• EXERCISE GOAL
Reproduce the records below exactly as they appear, omitting any pictures they contain.
= = =
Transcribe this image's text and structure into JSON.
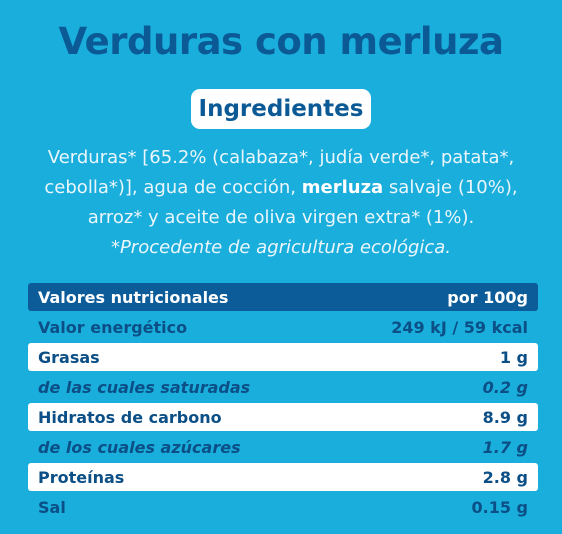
{
  "title": "Verduras con merluza",
  "ingredients": {
    "heading": "Ingredientes",
    "lines": [
      [
        "Verduras* [65.2% (calabaza*, judía verde*, patata*,"
      ],
      [
        "cebolla*)], agua de cocción, ",
        "merluza",
        " salvaje (10%),"
      ],
      [
        "arroz* y aceite de oliva virgen extra* (1%)."
      ]
    ],
    "note": "*Procedente de agricultura ecológica."
  },
  "table": {
    "header": [
      "Valores nutricionales",
      "por 100g"
    ],
    "rows": [
      [
        "Valor energético",
        "249 kJ / 59 kcal"
      ],
      [
        "Grasas",
        "1 g"
      ],
      [
        "de las cuales saturadas",
        "0.2 g"
      ],
      [
        "Hidratos de carbono",
        "8.9 g"
      ],
      [
        "de los cuales azúcares",
        "1.7 g"
      ],
      [
        "Proteínas",
        "2.8 g"
      ],
      [
        "Sal",
        "0.15 g"
      ]
    ]
  }
}
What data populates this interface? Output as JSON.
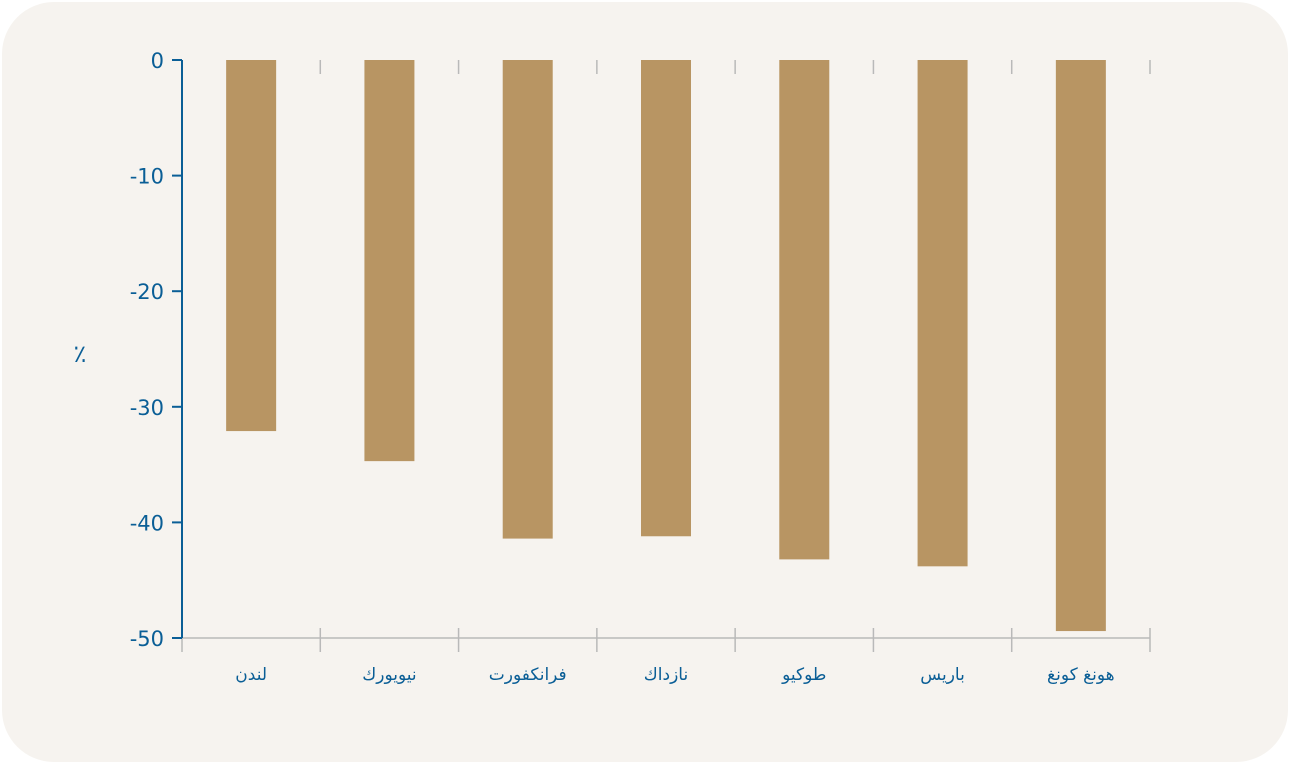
{
  "chart_data": {
    "type": "bar",
    "title": "",
    "xlabel": "",
    "ylabel": "٪",
    "categories": [
      "لندن",
      "نيويورك",
      "فرانكفورت",
      "نازداك",
      "طوكيو",
      "باريس",
      "هونغ كونغ"
    ],
    "values": [
      -32.1,
      -34.7,
      -41.4,
      -41.2,
      -43.2,
      -43.8,
      -49.4
    ],
    "ylim": [
      -50,
      0
    ],
    "yticks": [
      "0",
      "-10",
      "-20",
      "-30",
      "-40",
      "-50"
    ],
    "grid": false,
    "colors": {
      "bar": "#b89563",
      "axis": "#0a5e96",
      "ticks": "#b9b9b9",
      "background": "#f6f3ef"
    }
  }
}
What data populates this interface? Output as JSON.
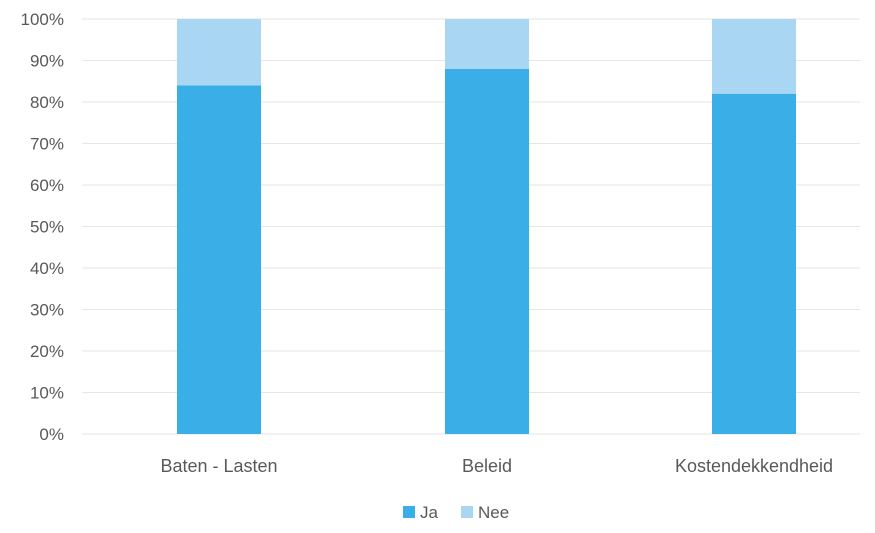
{
  "chart_data": {
    "type": "bar",
    "stacked": true,
    "categories": [
      "Baten - Lasten",
      "Beleid",
      "Kostendekkendheid"
    ],
    "series": [
      {
        "name": "Ja",
        "values": [
          84,
          88,
          82
        ],
        "color": "#3aaee6"
      },
      {
        "name": "Nee",
        "values": [
          16,
          12,
          18
        ],
        "color": "#a9d7f3"
      }
    ],
    "y_ticks": [
      "0%",
      "10%",
      "20%",
      "30%",
      "40%",
      "50%",
      "60%",
      "70%",
      "80%",
      "90%",
      "100%"
    ],
    "ylim": [
      0,
      100
    ],
    "grid": true,
    "legend_position": "bottom",
    "title": "",
    "xlabel": "",
    "ylabel": ""
  },
  "colors": {
    "gridline": "#e6e6e6",
    "axis_text": "#595959"
  }
}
= = =
• CORRECT ANSWER
Transcribe this image's text and structure into JSON.
{
  "title": "Verduras con merluza",
  "ingredients": {
    "heading": "Ingredientes",
    "lines": [
      [
        "Verduras* [65.2% (calabaza*, judía verde*, patata*,"
      ],
      [
        "cebolla*)], agua de cocción, ",
        "merluza",
        " salvaje (10%),"
      ],
      [
        "arroz* y aceite de oliva virgen extra* (1%)."
      ]
    ],
    "note": "*Procedente de agricultura ecológica."
  },
  "table": {
    "header": [
      "Valores nutricionales",
      "por 100g"
    ],
    "rows": [
      [
        "Valor energético",
        "249 kJ / 59 kcal"
      ],
      [
        "Grasas",
        "1 g"
      ],
      [
        "de las cuales saturadas",
        "0.2 g"
      ],
      [
        "Hidratos de carbono",
        "8.9 g"
      ],
      [
        "de los cuales azúcares",
        "1.7 g"
      ],
      [
        "Proteínas",
        "2.8 g"
      ],
      [
        "Sal",
        "0.15 g"
      ]
    ]
  }
}
What data populates this interface? Output as JSON.
{
  "chart_data": {
    "type": "bar",
    "title": "",
    "xlabel": "",
    "ylabel": "٪",
    "categories": [
      "لندن",
      "نيويورك",
      "فرانكفورت",
      "نازداك",
      "طوكيو",
      "باريس",
      "هونغ كونغ"
    ],
    "values": [
      -32.1,
      -34.7,
      -41.4,
      -41.2,
      -43.2,
      -43.8,
      -49.4
    ],
    "ylim": [
      -50,
      0
    ],
    "yticks": [
      "0",
      "-10",
      "-20",
      "-30",
      "-40",
      "-50"
    ],
    "grid": false,
    "colors": {
      "bar": "#b89563",
      "axis": "#0a5e96",
      "ticks": "#b9b9b9",
      "background": "#f6f3ef"
    }
  }
}
What data populates this interface? Output as JSON.
{
  "chart_data": {
    "type": "bar",
    "stacked": true,
    "categories": [
      "Baten - Lasten",
      "Beleid",
      "Kostendekkendheid"
    ],
    "series": [
      {
        "name": "Ja",
        "values": [
          84,
          88,
          82
        ],
        "color": "#3aaee6"
      },
      {
        "name": "Nee",
        "values": [
          16,
          12,
          18
        ],
        "color": "#a9d7f3"
      }
    ],
    "y_ticks": [
      "0%",
      "10%",
      "20%",
      "30%",
      "40%",
      "50%",
      "60%",
      "70%",
      "80%",
      "90%",
      "100%"
    ],
    "ylim": [
      0,
      100
    ],
    "grid": true,
    "legend_position": "bottom",
    "title": "",
    "xlabel": "",
    "ylabel": ""
  },
  "colors": {
    "gridline": "#e6e6e6",
    "axis_text": "#595959"
  }
}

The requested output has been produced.